Task objective: Copy each line in the data that includes the word "over".

---- Data supplied

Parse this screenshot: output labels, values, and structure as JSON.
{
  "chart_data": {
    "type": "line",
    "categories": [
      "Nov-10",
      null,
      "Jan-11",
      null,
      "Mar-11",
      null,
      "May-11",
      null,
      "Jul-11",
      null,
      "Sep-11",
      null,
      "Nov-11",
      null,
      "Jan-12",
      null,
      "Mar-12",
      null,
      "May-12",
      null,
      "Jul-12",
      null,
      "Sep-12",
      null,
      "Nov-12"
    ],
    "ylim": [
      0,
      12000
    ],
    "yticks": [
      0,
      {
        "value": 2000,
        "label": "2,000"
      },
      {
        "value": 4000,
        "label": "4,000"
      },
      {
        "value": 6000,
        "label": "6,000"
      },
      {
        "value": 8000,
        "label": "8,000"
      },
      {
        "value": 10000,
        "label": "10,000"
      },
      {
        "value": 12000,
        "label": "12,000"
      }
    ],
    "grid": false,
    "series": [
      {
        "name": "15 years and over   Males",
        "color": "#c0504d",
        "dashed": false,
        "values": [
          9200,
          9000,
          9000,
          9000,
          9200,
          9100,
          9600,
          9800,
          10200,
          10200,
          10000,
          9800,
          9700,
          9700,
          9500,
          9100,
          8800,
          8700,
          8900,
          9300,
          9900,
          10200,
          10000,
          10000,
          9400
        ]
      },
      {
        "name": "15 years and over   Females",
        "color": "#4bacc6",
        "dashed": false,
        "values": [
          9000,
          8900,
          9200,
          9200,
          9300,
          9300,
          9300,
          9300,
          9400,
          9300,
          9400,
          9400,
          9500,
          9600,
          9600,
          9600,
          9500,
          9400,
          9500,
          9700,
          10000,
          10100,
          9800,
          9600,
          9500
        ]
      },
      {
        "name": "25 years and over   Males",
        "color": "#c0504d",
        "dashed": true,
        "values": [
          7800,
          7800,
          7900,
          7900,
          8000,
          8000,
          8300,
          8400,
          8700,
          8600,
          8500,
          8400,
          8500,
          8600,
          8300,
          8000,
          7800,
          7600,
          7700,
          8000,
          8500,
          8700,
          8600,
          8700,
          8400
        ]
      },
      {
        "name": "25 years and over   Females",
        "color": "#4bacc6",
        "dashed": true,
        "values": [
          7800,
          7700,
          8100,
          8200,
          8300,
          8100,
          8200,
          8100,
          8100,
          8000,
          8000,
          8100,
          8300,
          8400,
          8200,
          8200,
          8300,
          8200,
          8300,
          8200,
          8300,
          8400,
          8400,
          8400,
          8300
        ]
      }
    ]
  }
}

--------

Solution to the problem:
        "name": "15 years and over   Males",
        "name": "15 years and over   Females",
        "name": "25 years and over   Males",
        "name": "25 years and over   Females",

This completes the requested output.